Prompt ▸ Only the lines from the one containing "Transcribe this image's" through the end of the entries should be repeated, exactly as they appear, first and last included.
----- Available records
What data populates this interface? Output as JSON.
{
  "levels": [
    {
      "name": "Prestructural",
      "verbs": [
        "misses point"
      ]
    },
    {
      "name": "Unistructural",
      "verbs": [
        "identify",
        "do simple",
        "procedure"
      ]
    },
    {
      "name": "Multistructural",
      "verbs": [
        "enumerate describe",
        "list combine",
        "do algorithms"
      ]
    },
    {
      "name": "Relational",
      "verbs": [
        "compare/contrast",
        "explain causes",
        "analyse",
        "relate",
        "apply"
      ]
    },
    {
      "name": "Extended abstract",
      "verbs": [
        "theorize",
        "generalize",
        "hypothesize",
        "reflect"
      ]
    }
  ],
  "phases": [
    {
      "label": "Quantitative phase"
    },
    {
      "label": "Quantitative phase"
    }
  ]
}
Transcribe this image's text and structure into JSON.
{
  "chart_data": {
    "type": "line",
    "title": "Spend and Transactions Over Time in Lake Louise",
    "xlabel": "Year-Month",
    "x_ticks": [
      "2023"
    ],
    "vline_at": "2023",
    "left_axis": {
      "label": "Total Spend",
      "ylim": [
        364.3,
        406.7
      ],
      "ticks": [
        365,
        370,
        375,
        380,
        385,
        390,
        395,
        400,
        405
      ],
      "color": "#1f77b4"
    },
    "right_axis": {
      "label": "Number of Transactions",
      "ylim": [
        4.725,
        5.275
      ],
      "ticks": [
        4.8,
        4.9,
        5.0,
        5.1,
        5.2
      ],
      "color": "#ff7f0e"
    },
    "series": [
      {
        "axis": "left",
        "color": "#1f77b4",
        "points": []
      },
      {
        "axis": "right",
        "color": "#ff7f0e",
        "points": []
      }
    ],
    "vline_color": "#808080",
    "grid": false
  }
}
----------
Right answer ▸
Transcribe this image's text and structure into JSON.
{
  "chart_data": {
    "type": "line",
    "title": "Spend and Transactions Over Time in Lake Louise",
    "xlabel": "Year-Month",
    "x_ticks": [
      "2023"
    ],
    "vline_at": "2023",
    "left_axis": {
      "label": "Total Spend",
      "ylim": [
        364.3,
        406.7
      ],
      "ticks": [
        365,
        370,
        375,
        380,
        385,
        390,
        395,
        400,
        405
      ],
      "color": "#1f77b4"
    },
    "right_axis": {
      "label": "Number of Transactions",
      "ylim": [
        4.725,
        5.275
      ],
      "ticks": [
        4.8,
        4.9,
        5.0,
        5.1,
        5.2
      ],
      "color": "#ff7f0e"
    },
    "series": [
      {
        "axis": "left",
        "color": "#1f77b4",
        "points": []
      },
      {
        "axis": "right",
        "color": "#ff7f0e",
        "points": []
      }
    ],
    "vline_color": "#808080",
    "grid": false
  }
}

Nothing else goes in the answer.